§ Task to complete
Below are some records. Pull every line that contains the word "location".

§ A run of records
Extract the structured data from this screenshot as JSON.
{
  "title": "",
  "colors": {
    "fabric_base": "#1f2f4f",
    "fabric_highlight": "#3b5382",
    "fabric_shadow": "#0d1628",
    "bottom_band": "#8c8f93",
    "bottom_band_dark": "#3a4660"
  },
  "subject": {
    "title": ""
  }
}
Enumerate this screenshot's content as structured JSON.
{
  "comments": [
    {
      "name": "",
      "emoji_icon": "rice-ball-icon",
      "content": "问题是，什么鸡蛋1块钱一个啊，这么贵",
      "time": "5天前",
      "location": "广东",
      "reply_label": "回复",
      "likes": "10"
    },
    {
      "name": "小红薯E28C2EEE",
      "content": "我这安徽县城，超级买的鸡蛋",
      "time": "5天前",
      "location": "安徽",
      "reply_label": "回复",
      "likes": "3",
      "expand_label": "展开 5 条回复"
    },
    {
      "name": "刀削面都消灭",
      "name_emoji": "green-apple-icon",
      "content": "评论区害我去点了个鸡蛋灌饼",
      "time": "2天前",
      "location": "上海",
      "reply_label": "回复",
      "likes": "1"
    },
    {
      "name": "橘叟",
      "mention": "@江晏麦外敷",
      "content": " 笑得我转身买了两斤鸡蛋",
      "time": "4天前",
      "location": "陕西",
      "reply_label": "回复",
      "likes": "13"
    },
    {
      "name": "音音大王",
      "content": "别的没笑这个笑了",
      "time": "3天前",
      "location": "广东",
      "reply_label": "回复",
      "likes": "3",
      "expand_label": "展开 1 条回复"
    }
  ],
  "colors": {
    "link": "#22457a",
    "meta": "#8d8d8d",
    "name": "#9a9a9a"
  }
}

§ Response for this exercise
      "location": "广东",
      "location": "安徽",
      "location": "上海",
      "location": "陕西",
      "location": "广东",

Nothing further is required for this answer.